[AIM OF THE EXERCISE]: Count the lines below that contain the word "losses", and report only that number.

[EXERCISE DATA]:
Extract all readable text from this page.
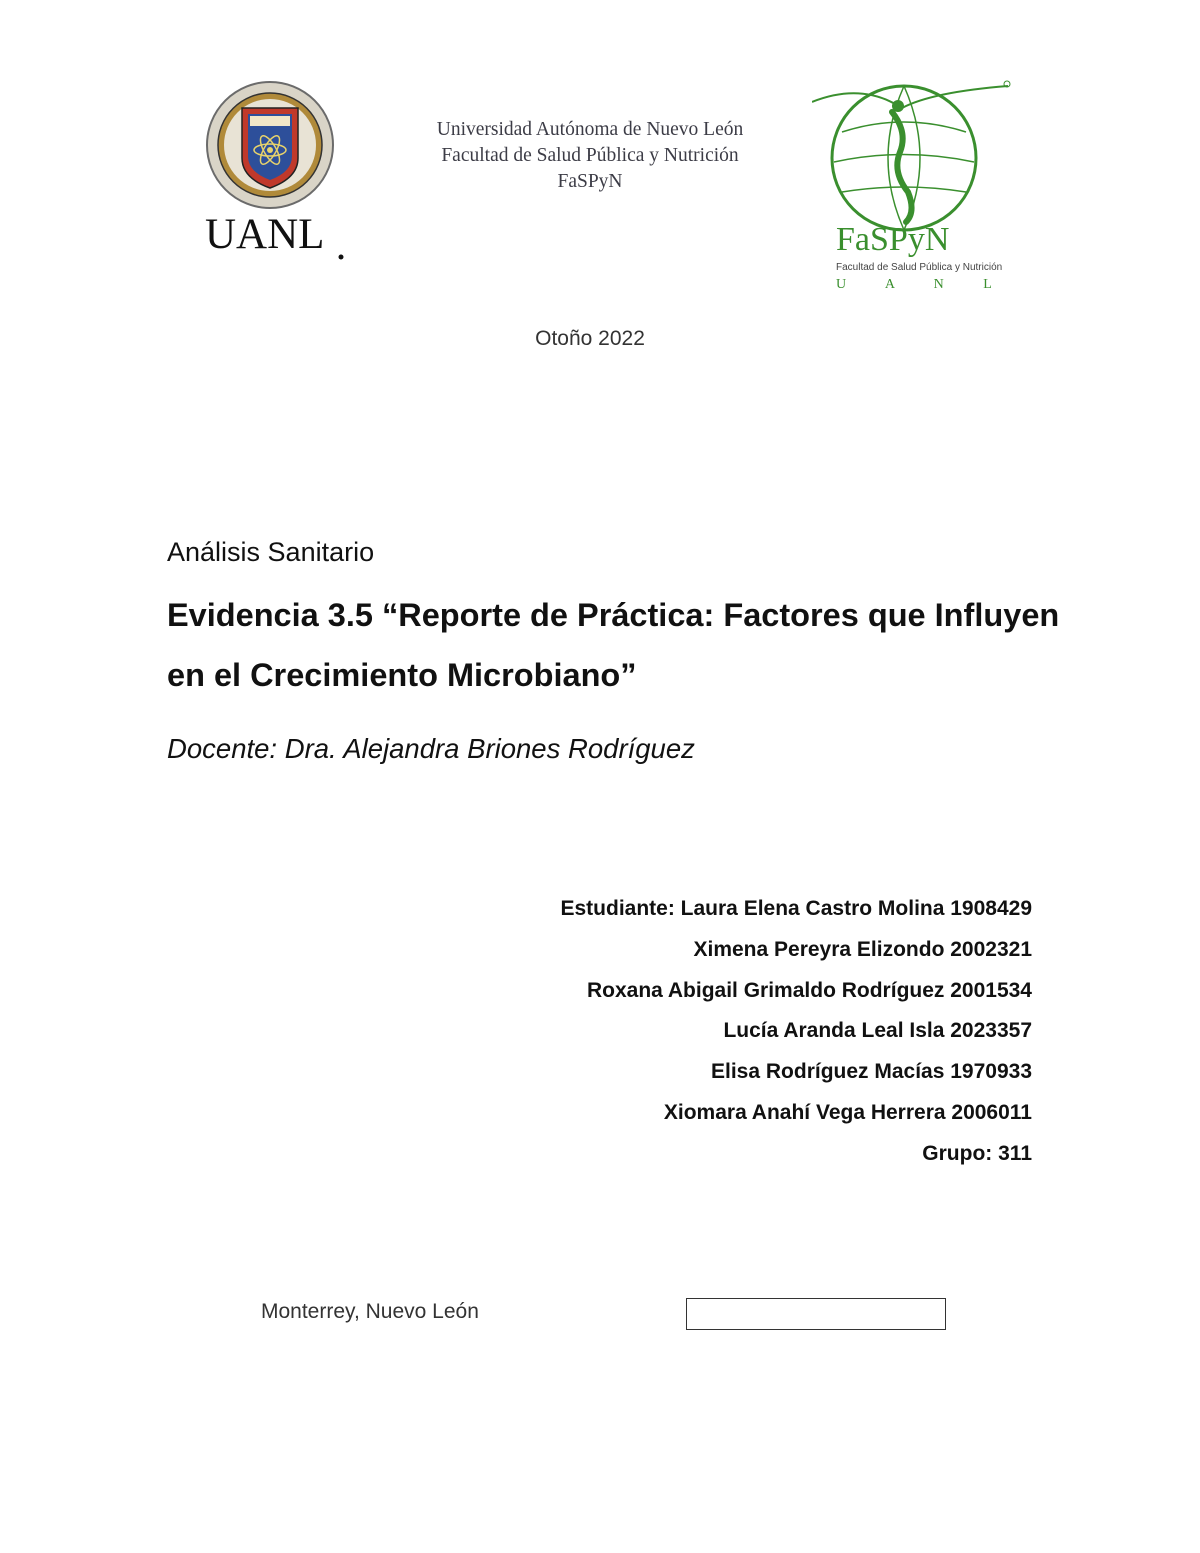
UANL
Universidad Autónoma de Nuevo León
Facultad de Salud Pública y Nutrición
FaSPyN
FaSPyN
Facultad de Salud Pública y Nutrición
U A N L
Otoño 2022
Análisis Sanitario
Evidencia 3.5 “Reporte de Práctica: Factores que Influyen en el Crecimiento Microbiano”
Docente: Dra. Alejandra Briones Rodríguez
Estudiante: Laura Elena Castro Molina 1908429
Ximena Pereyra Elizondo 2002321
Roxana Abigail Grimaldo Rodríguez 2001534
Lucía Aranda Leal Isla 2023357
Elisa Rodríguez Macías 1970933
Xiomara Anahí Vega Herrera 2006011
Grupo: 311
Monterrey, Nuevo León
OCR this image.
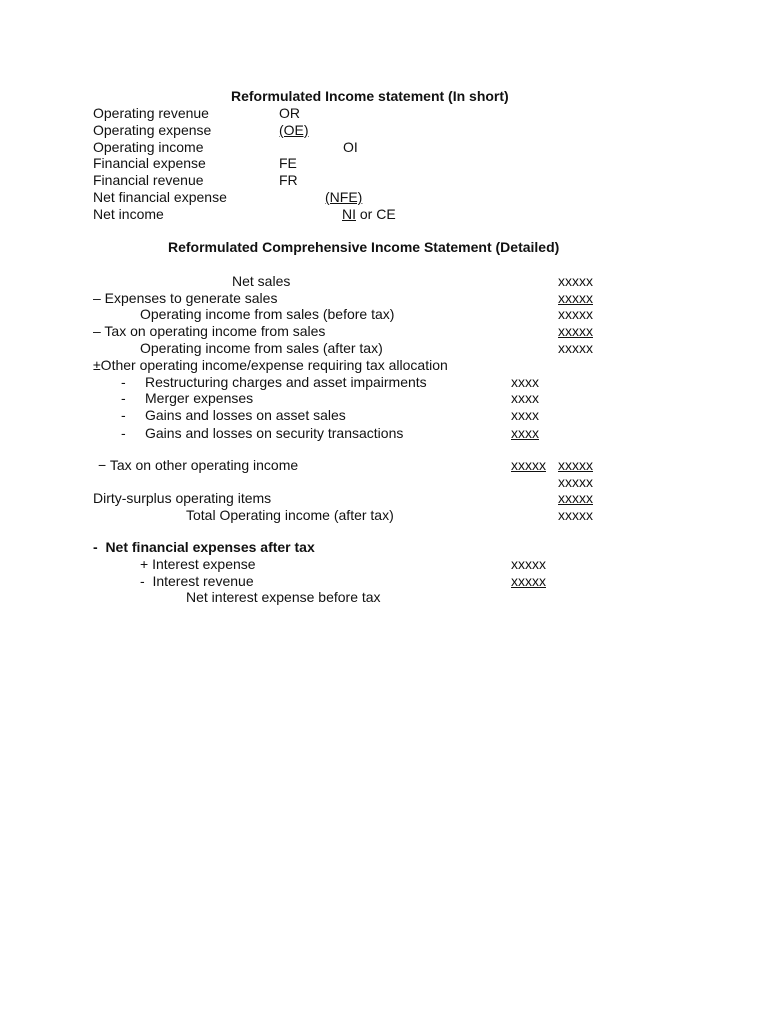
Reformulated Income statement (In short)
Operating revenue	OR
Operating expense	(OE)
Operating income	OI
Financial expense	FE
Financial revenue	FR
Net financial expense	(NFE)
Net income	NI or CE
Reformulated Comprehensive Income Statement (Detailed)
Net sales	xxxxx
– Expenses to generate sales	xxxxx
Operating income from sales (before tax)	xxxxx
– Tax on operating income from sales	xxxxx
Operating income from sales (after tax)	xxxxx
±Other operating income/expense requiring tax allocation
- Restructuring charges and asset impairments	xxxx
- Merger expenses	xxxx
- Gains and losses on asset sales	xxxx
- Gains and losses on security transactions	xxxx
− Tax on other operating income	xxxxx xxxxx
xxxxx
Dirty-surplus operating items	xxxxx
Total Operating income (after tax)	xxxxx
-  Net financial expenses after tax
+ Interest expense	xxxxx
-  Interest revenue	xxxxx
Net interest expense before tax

[THE RESPONSE]: 2